TASK => Read through the records below and copy each line that uses the word "JSON".
□ □ □ □ □
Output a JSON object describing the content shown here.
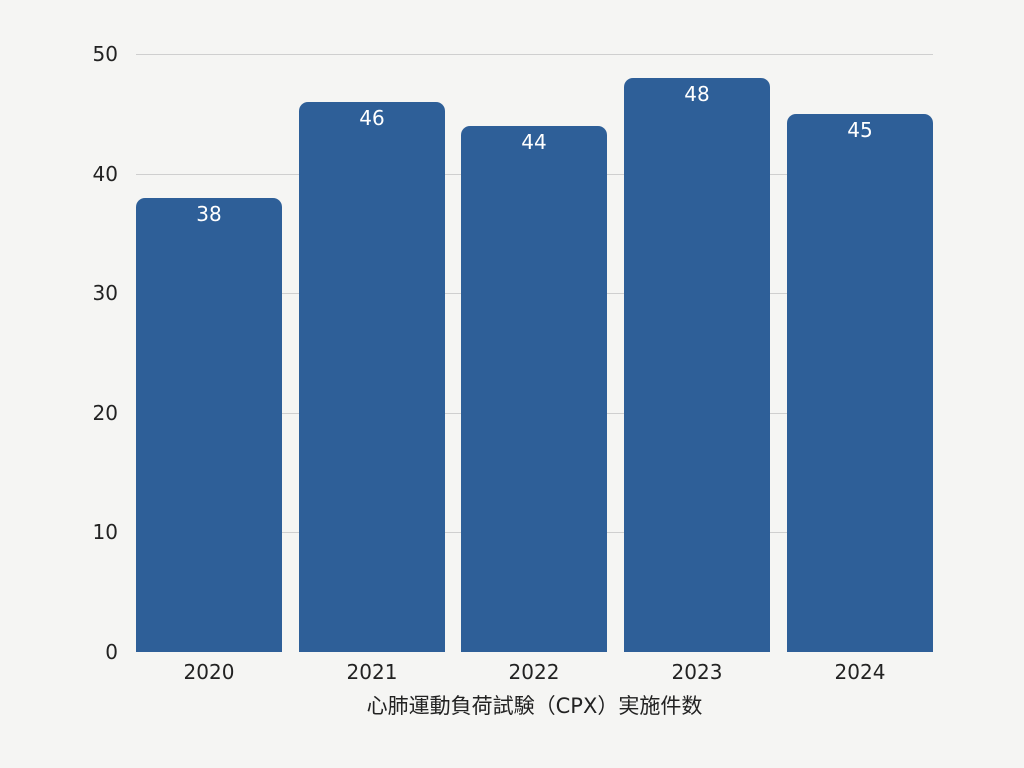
{
  "chart_data": {
    "type": "bar",
    "title": "",
    "categories": [
      "2020",
      "2021",
      "2022",
      "2023",
      "2024"
    ],
    "values": [
      38,
      46,
      44,
      48,
      45
    ],
    "xlabel": "心肺運動負荷試験（CPX）実施件数",
    "ylabel": "",
    "ylim": [
      0,
      50
    ],
    "yticks": [
      "0",
      "10",
      "20",
      "30",
      "40",
      "50"
    ],
    "grid": true,
    "data_labels": [
      "38",
      "46",
      "44",
      "48",
      "45"
    ],
    "bar_color": "#2e5f98",
    "background": "#f5f5f3"
  }
}
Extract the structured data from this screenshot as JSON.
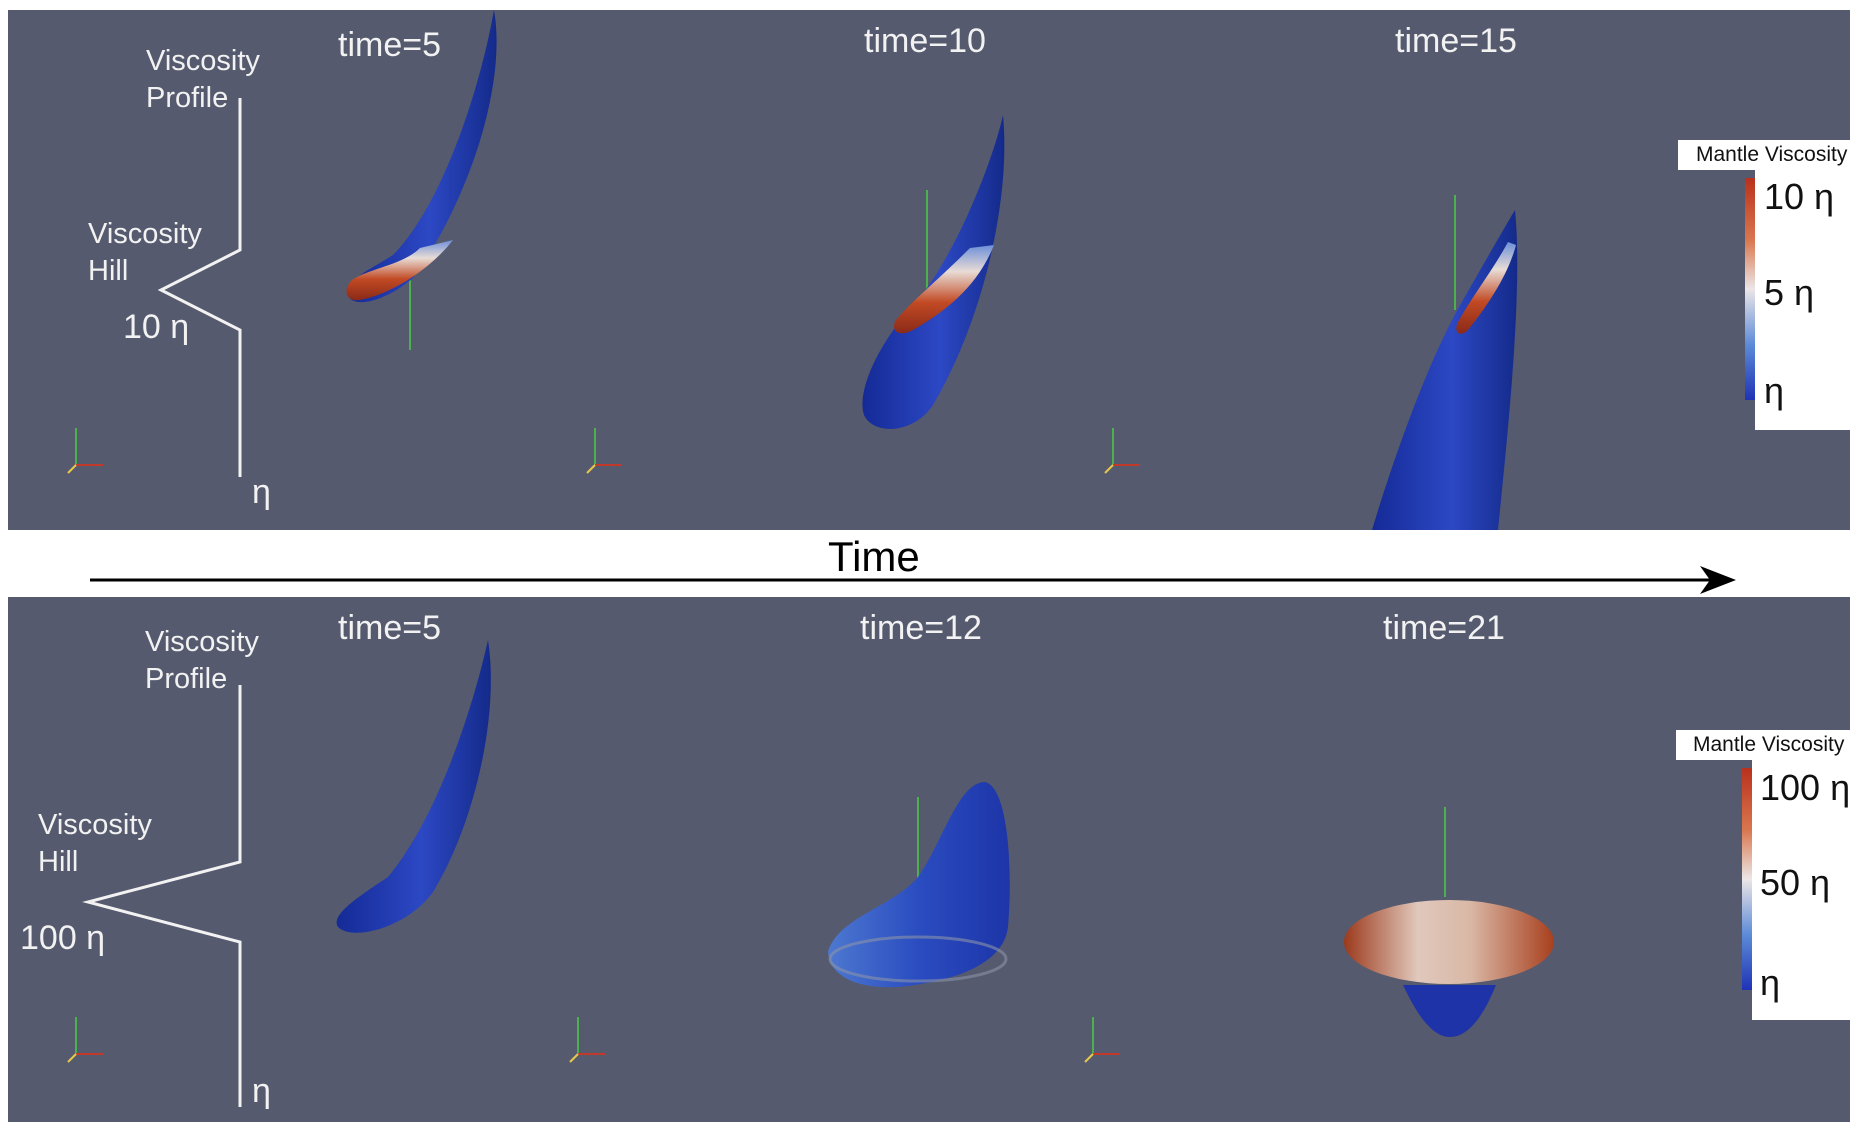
{
  "time_axis": {
    "label": "Time"
  },
  "panels": [
    {
      "id": "top",
      "profile": {
        "title_line1": "Viscosity",
        "title_line2": "Profile",
        "hill_line1": "Viscosity",
        "hill_line2": "Hill",
        "peak_value": "10 η",
        "base_value": "η"
      },
      "snapshots": [
        "time=5",
        "time=10",
        "time=15"
      ],
      "legend": {
        "title": "Mantle Viscosity",
        "ticks": [
          "10 η",
          "5 η",
          "η"
        ]
      }
    },
    {
      "id": "bottom",
      "profile": {
        "title_line1": "Viscosity",
        "title_line2": "Profile",
        "hill_line1": "Viscosity",
        "hill_line2": "Hill",
        "peak_value": "100 η",
        "base_value": "η"
      },
      "snapshots": [
        "time=5",
        "time=12",
        "time=21"
      ],
      "legend": {
        "title": "Mantle Viscosity",
        "ticks": [
          "100 η",
          "50 η",
          "η"
        ]
      }
    }
  ],
  "colors": {
    "background": "#555a6e",
    "plume_blue": "#1f33a8",
    "high_viscosity": "#b9301c",
    "mid_viscosity": "#ece6e6"
  }
}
□ □ □ □ □
SOLUTION =>
Output a JSON object describing the content shown here.
Extract the structured data from this screenshot as JSON.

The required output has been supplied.